____ EXTRACTED ENTRIES

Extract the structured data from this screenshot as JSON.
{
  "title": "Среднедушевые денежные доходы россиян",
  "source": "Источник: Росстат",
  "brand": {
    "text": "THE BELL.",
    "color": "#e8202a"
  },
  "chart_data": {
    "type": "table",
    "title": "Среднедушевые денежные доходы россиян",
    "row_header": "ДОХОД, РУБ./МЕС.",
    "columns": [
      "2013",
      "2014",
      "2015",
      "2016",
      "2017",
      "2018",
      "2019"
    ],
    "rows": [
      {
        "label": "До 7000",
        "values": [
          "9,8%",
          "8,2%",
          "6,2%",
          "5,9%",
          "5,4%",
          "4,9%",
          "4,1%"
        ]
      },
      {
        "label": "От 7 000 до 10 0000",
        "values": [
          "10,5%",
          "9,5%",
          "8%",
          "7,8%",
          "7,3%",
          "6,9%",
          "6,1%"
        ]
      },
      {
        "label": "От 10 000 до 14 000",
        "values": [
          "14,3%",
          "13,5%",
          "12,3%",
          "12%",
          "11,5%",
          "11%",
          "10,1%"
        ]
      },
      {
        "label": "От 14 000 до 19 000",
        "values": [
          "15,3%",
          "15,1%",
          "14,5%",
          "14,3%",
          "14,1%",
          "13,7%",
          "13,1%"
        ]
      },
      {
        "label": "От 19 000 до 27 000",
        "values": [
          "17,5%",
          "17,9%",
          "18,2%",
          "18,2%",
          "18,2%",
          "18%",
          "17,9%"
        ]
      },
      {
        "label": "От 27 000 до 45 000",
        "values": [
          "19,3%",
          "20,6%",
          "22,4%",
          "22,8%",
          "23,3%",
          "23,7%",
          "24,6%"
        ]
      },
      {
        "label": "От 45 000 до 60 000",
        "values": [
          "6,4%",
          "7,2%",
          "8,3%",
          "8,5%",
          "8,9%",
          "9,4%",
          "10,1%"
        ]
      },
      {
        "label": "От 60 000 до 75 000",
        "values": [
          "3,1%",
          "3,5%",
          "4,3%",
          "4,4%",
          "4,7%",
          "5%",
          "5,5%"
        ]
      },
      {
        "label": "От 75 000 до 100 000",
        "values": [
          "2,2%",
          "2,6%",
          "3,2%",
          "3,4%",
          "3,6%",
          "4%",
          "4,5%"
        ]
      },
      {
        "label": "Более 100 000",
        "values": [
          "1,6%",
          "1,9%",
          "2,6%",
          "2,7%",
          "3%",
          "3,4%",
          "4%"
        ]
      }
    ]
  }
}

________

Copy every line of the entries above in which "денежные" occurs.

  "title": "Среднедушевые денежные доходы россиян",
    "title": "Среднедушевые денежные доходы россиян",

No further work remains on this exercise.